■ **Extracted material**:
+--

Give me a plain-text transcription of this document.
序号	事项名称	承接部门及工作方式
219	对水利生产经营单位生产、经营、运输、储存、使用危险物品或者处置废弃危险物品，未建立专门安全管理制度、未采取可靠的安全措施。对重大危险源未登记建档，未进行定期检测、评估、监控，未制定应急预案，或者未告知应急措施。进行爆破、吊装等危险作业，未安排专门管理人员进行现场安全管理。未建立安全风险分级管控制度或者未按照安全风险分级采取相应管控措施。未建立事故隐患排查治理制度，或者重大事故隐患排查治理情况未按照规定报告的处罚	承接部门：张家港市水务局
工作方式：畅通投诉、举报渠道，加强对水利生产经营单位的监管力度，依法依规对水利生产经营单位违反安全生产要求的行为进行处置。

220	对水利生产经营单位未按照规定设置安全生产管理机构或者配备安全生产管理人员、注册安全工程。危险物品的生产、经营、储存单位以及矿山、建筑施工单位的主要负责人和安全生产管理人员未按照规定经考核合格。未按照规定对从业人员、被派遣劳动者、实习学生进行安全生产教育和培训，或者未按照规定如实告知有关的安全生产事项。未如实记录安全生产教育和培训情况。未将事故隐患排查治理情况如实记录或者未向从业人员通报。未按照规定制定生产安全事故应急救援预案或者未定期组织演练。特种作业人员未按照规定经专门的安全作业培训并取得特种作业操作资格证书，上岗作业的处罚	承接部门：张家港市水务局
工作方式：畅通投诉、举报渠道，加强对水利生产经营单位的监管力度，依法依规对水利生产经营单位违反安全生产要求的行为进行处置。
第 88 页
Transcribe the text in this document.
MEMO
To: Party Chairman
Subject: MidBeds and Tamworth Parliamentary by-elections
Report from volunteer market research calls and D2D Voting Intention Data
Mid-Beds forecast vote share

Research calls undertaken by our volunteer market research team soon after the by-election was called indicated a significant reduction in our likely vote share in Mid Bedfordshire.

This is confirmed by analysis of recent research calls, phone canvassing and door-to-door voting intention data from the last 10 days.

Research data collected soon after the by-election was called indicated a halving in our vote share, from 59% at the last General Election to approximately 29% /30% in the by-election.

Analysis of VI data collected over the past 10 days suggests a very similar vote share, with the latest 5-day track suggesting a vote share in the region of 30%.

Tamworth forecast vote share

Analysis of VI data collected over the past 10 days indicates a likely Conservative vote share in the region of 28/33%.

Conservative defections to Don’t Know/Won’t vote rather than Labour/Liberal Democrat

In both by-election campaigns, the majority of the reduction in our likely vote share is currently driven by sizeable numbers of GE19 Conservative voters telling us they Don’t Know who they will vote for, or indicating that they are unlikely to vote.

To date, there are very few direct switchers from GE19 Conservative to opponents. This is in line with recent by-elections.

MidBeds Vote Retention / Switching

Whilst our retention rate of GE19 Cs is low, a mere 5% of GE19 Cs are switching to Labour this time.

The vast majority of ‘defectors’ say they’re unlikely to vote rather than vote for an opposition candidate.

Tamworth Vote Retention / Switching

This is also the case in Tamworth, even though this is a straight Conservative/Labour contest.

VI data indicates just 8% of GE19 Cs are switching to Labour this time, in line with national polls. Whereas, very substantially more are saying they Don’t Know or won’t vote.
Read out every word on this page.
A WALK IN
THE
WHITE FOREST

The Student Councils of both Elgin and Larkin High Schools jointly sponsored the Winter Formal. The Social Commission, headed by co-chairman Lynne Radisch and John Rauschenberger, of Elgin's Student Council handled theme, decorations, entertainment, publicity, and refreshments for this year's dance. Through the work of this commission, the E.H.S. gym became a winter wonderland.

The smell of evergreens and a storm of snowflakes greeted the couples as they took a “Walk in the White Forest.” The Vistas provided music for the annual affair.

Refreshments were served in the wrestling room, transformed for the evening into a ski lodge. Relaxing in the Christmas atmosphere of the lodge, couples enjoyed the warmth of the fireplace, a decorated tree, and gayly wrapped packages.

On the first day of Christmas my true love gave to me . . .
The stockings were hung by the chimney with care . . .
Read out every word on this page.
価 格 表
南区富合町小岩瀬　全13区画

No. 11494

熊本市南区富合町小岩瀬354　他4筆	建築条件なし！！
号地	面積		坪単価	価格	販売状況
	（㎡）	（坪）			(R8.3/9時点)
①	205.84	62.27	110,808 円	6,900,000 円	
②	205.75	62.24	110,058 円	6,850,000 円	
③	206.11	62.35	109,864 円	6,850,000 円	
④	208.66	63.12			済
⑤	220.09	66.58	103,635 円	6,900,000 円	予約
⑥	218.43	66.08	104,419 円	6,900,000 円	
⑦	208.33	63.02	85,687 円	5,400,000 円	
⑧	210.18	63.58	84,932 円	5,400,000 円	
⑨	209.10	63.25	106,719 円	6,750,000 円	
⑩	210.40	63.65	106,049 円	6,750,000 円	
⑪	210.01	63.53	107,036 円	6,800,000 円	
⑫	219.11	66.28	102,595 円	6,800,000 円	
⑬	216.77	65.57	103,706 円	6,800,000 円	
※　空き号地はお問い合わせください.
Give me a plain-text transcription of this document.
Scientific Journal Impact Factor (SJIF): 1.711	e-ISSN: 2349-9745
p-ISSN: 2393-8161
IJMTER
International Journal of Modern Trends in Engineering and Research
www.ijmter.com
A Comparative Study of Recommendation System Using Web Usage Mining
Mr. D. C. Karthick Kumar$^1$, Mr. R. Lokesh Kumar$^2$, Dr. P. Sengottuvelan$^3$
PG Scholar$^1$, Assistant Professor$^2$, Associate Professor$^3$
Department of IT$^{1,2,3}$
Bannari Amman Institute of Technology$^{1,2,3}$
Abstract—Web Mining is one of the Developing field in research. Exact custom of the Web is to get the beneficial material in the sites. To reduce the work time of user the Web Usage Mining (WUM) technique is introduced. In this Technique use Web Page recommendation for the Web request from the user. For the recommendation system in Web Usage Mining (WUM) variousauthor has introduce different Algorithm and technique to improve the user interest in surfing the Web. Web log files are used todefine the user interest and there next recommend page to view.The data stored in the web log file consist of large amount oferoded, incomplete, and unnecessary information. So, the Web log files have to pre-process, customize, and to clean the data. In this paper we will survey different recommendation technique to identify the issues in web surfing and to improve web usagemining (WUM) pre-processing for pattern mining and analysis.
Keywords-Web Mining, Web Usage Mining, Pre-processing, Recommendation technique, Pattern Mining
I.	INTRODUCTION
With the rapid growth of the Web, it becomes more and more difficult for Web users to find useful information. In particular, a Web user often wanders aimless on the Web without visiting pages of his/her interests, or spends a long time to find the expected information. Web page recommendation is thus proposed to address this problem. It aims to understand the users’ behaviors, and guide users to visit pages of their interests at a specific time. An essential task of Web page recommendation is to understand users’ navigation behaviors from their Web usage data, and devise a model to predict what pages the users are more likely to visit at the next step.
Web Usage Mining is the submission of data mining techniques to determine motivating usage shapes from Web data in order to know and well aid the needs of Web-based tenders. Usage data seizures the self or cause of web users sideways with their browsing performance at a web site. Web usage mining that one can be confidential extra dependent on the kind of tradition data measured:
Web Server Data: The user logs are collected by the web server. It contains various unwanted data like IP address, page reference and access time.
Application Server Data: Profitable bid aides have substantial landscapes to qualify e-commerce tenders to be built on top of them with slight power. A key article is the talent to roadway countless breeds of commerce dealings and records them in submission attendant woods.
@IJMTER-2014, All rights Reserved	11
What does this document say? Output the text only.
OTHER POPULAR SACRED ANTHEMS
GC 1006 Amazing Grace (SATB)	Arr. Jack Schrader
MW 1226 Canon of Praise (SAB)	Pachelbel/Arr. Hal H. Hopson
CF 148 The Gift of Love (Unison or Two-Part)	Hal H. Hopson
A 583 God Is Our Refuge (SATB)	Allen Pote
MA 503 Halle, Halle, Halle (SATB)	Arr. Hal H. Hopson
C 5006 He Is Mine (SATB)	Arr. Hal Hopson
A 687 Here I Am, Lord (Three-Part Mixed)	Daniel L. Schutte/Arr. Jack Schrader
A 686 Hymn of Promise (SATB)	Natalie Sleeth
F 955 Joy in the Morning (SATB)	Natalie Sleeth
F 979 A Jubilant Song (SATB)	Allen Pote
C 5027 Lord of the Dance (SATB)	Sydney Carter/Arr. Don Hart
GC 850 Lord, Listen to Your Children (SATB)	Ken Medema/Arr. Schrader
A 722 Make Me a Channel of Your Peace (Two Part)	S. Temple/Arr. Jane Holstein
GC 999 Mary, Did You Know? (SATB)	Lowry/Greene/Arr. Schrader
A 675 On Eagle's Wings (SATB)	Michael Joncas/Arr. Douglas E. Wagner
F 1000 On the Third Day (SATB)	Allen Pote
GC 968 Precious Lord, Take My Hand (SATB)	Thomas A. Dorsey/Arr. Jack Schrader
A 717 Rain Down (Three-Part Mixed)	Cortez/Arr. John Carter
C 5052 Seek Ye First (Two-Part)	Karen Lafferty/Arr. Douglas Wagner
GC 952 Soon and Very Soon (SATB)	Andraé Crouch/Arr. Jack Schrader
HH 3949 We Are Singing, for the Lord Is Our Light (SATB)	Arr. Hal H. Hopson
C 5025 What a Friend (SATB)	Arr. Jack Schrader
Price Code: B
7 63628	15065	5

+--

Sift the material for lines with the string "text". Copy each one found.

Give me a plain-text transcription of this document.
Transcribe the text in this document.
Give me a plain-text transcription of this document.
What does this document say? Output the text only.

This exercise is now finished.